Records from a dataset
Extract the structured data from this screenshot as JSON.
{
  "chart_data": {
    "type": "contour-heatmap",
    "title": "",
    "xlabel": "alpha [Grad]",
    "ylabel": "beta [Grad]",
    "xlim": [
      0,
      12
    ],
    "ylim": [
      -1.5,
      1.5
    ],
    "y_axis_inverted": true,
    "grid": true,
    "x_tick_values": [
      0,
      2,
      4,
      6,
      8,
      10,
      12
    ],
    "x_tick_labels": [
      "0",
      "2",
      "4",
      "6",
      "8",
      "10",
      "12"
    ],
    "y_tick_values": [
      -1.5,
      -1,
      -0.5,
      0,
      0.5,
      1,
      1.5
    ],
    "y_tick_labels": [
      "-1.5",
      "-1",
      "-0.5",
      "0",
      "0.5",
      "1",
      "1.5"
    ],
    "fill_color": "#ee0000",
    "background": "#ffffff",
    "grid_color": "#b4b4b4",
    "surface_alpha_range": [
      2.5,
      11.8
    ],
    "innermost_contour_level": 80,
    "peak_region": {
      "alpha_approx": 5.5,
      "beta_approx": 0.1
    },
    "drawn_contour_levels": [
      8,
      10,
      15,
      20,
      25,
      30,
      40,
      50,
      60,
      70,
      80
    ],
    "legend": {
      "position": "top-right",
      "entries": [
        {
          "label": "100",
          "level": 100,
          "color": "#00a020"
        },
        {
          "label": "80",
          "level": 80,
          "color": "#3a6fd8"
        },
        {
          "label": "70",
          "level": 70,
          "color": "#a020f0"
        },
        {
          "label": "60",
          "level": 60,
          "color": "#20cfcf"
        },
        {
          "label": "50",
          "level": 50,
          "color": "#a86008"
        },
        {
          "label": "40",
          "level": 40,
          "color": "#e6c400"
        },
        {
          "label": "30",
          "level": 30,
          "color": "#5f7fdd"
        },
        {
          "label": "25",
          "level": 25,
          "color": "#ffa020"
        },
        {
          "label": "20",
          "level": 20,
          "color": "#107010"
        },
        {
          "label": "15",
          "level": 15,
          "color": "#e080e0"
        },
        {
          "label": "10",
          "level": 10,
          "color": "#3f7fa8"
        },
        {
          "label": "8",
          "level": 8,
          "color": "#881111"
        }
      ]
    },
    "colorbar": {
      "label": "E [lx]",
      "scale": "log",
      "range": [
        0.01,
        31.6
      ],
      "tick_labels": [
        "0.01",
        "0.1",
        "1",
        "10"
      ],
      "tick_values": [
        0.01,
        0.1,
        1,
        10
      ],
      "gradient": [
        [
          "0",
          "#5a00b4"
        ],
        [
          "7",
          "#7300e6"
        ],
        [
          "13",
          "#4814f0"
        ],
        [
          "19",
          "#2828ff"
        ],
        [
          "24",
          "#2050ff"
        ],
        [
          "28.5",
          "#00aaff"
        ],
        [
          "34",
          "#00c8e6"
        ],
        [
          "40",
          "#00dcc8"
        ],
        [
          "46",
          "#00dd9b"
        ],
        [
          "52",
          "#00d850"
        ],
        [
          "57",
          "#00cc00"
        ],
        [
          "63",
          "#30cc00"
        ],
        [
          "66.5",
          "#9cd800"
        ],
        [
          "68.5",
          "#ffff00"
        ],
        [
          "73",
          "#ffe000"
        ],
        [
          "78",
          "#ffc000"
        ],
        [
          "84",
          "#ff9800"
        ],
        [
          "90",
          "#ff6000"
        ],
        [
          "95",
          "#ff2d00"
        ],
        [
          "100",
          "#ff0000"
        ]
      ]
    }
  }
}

* **WORK TO COMPLETE**
Produce an exact copy of all the records.

* **RESULT**
Extract the structured data from this screenshot as JSON.
{
  "chart_data": {
    "type": "contour-heatmap",
    "title": "",
    "xlabel": "alpha [Grad]",
    "ylabel": "beta [Grad]",
    "xlim": [
      0,
      12
    ],
    "ylim": [
      -1.5,
      1.5
    ],
    "y_axis_inverted": true,
    "grid": true,
    "x_tick_values": [
      0,
      2,
      4,
      6,
      8,
      10,
      12
    ],
    "x_tick_labels": [
      "0",
      "2",
      "4",
      "6",
      "8",
      "10",
      "12"
    ],
    "y_tick_values": [
      -1.5,
      -1,
      -0.5,
      0,
      0.5,
      1,
      1.5
    ],
    "y_tick_labels": [
      "-1.5",
      "-1",
      "-0.5",
      "0",
      "0.5",
      "1",
      "1.5"
    ],
    "fill_color": "#ee0000",
    "background": "#ffffff",
    "grid_color": "#b4b4b4",
    "surface_alpha_range": [
      2.5,
      11.8
    ],
    "innermost_contour_level": 80,
    "peak_region": {
      "alpha_approx": 5.5,
      "beta_approx": 0.1
    },
    "drawn_contour_levels": [
      8,
      10,
      15,
      20,
      25,
      30,
      40,
      50,
      60,
      70,
      80
    ],
    "legend": {
      "position": "top-right",
      "entries": [
        {
          "label": "100",
          "level": 100,
          "color": "#00a020"
        },
        {
          "label": "80",
          "level": 80,
          "color": "#3a6fd8"
        },
        {
          "label": "70",
          "level": 70,
          "color": "#a020f0"
        },
        {
          "label": "60",
          "level": 60,
          "color": "#20cfcf"
        },
        {
          "label": "50",
          "level": 50,
          "color": "#a86008"
        },
        {
          "label": "40",
          "level": 40,
          "color": "#e6c400"
        },
        {
          "label": "30",
          "level": 30,
          "color": "#5f7fdd"
        },
        {
          "label": "25",
          "level": 25,
          "color": "#ffa020"
        },
        {
          "label": "20",
          "level": 20,
          "color": "#107010"
        },
        {
          "label": "15",
          "level": 15,
          "color": "#e080e0"
        },
        {
          "label": "10",
          "level": 10,
          "color": "#3f7fa8"
        },
        {
          "label": "8",
          "level": 8,
          "color": "#881111"
        }
      ]
    },
    "colorbar": {
      "label": "E [lx]",
      "scale": "log",
      "range": [
        0.01,
        31.6
      ],
      "tick_labels": [
        "0.01",
        "0.1",
        "1",
        "10"
      ],
      "tick_values": [
        0.01,
        0.1,
        1,
        10
      ],
      "gradient": [
        [
          "0",
          "#5a00b4"
        ],
        [
          "7",
          "#7300e6"
        ],
        [
          "13",
          "#4814f0"
        ],
        [
          "19",
          "#2828ff"
        ],
        [
          "24",
          "#2050ff"
        ],
        [
          "28.5",
          "#00aaff"
        ],
        [
          "34",
          "#00c8e6"
        ],
        [
          "40",
          "#00dcc8"
        ],
        [
          "46",
          "#00dd9b"
        ],
        [
          "52",
          "#00d850"
        ],
        [
          "57",
          "#00cc00"
        ],
        [
          "63",
          "#30cc00"
        ],
        [
          "66.5",
          "#9cd800"
        ],
        [
          "68.5",
          "#ffff00"
        ],
        [
          "73",
          "#ffe000"
        ],
        [
          "78",
          "#ffc000"
        ],
        [
          "84",
          "#ff9800"
        ],
        [
          "90",
          "#ff6000"
        ],
        [
          "95",
          "#ff2d00"
        ],
        [
          "100",
          "#ff0000"
        ]
      ]
    }
  }
}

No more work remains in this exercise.